| TASK DIRECTIONS |
Comb the records below for the string "this" and copy each line where it turns up.
──────── RECORD EXCERPTS
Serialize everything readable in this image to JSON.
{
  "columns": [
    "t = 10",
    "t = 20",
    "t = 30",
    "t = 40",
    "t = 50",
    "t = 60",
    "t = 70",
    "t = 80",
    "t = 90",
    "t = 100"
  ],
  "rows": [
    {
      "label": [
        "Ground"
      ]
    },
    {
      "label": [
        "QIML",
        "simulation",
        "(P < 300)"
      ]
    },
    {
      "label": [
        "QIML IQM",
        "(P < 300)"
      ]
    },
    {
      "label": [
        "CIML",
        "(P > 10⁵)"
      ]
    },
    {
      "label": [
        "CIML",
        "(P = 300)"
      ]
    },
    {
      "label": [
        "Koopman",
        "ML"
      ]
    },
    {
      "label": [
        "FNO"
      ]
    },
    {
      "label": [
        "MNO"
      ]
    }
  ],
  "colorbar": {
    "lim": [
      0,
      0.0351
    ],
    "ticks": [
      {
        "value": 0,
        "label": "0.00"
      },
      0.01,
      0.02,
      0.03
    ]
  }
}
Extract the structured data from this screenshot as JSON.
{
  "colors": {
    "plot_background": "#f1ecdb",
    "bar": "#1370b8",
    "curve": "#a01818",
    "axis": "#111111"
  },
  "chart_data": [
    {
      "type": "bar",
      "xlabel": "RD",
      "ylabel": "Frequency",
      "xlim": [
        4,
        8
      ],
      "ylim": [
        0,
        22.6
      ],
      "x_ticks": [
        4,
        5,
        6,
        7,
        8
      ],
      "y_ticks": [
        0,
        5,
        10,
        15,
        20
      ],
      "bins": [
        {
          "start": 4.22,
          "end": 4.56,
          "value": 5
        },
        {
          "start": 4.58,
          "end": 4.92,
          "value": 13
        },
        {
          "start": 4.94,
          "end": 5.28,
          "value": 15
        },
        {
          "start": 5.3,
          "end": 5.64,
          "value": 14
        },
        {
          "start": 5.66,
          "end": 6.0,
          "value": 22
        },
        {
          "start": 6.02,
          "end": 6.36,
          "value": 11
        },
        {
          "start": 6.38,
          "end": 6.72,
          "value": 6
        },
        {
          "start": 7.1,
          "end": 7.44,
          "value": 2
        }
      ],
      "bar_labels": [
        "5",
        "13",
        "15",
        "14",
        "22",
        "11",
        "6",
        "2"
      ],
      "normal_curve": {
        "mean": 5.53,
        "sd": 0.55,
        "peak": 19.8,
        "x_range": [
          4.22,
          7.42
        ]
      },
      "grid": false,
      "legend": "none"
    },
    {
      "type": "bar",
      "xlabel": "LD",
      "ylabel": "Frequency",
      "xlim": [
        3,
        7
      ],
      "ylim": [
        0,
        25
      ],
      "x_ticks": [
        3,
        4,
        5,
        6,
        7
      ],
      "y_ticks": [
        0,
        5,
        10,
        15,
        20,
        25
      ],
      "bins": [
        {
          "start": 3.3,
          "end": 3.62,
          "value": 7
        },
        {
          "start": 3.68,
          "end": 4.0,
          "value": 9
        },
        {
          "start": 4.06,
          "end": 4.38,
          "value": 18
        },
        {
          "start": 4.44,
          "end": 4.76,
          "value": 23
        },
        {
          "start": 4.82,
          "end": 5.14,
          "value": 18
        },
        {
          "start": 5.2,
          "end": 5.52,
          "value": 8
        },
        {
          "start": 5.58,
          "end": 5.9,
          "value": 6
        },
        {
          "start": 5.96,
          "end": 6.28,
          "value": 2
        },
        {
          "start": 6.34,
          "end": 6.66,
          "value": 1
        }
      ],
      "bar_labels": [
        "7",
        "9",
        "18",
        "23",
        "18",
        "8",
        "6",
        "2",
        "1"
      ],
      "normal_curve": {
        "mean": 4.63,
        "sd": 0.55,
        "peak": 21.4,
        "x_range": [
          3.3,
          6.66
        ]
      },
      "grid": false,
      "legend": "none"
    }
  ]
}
────────────────
| THE SOLUTION |
Serialize everything readable in this image to JSON.
Extract the structured data from this screenshot as JSON.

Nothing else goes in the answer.